(Records)
——

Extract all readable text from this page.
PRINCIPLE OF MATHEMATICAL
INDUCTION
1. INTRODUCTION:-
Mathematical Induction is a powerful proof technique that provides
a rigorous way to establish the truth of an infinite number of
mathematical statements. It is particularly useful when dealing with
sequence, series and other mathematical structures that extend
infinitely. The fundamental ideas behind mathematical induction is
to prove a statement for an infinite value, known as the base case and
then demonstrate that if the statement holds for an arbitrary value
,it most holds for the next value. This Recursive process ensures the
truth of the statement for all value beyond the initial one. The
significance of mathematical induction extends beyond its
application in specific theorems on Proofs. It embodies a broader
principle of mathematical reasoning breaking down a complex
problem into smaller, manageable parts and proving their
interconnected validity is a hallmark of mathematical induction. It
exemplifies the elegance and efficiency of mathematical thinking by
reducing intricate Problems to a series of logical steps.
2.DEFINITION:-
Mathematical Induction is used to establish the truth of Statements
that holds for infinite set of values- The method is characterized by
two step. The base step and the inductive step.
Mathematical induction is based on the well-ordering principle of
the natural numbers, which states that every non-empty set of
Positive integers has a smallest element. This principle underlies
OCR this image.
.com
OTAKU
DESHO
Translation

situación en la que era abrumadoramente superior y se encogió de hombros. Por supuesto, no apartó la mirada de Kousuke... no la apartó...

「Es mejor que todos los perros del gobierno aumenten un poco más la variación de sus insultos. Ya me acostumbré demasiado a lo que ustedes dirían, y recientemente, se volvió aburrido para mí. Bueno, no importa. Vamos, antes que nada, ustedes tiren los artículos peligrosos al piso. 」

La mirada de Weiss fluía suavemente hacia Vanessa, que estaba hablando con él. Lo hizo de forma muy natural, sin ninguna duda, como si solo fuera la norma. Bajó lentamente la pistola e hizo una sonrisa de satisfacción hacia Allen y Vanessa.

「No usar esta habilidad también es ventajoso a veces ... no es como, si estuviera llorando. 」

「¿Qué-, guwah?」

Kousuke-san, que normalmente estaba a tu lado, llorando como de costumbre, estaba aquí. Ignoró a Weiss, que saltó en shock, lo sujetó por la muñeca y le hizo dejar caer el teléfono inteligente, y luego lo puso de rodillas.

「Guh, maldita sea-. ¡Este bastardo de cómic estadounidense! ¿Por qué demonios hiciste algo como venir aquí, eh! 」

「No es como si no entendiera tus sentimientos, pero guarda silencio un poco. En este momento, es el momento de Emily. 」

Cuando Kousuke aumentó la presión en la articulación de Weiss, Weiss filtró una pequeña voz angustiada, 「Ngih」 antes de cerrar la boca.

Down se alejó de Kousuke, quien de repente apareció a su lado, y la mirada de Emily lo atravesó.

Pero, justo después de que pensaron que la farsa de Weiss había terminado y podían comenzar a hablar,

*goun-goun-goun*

——

STATED EXERCISE:
Your task is to print all of the records exactly.

EXERCISE RESPONSE:
Extract all readable text from this page.
PRINCIPLE OF MATHEMATICAL
INDUCTION
1. INTRODUCTION:-
Mathematical Induction is a powerful proof technique that provides
a rigorous way to establish the truth of an infinite number of
mathematical statements. It is particularly useful when dealing with
sequence, series and other mathematical structures that extend
infinitely. The fundamental ideas behind mathematical induction is
to prove a statement for an infinite value, known as the base case and
then demonstrate that if the statement holds for an arbitrary value
,it most holds for the next value. This Recursive process ensures the
truth of the statement for all value beyond the initial one. The
significance of mathematical induction extends beyond its
application in specific theorems on Proofs. It embodies a broader
principle of mathematical reasoning breaking down a complex
problem into smaller, manageable parts and proving their
interconnected validity is a hallmark of mathematical induction. It
exemplifies the elegance and efficiency of mathematical thinking by
reducing intricate Problems to a series of logical steps.
2.DEFINITION:-
Mathematical Induction is used to establish the truth of Statements
that holds for infinite set of values- The method is characterized by
two step. The base step and the inductive step.
Mathematical induction is based on the well-ordering principle of
the natural numbers, which states that every non-empty set of
Positive integers has a smallest element. This principle underlies
OCR this image.
.com
OTAKU
DESHO
Translation

situación en la que era abrumadoramente superior y se encogió de hombros. Por supuesto, no apartó la mirada de Kousuke... no la apartó...

「Es mejor que todos los perros del gobierno aumenten un poco más la variación de sus insultos. Ya me acostumbré demasiado a lo que ustedes dirían, y recientemente, se volvió aburrido para mí. Bueno, no importa. Vamos, antes que nada, ustedes tiren los artículos peligrosos al piso. 」

La mirada de Weiss fluía suavemente hacia Vanessa, que estaba hablando con él. Lo hizo de forma muy natural, sin ninguna duda, como si solo fuera la norma. Bajó lentamente la pistola e hizo una sonrisa de satisfacción hacia Allen y Vanessa.

「No usar esta habilidad también es ventajoso a veces ... no es como, si estuviera llorando. 」

「¿Qué-, guwah?」

Kousuke-san, que normalmente estaba a tu lado, llorando como de costumbre, estaba aquí. Ignoró a Weiss, que saltó en shock, lo sujetó por la muñeca y le hizo dejar caer el teléfono inteligente, y luego lo puso de rodillas.

「Guh, maldita sea-. ¡Este bastardo de cómic estadounidense! ¿Por qué demonios hiciste algo como venir aquí, eh! 」

「No es como si no entendiera tus sentimientos, pero guarda silencio un poco. En este momento, es el momento de Emily. 」

Cuando Kousuke aumentó la presión en la articulación de Weiss, Weiss filtró una pequeña voz angustiada, 「Ngih」 antes de cerrar la boca.

Down se alejó de Kousuke, quien de repente apareció a su lado, y la mirada de Emily lo atravesó.

Pero, justo después de que pensaron que la farsa de Weiss había terminado y podían comenzar a hablar,

*goun-goun-goun*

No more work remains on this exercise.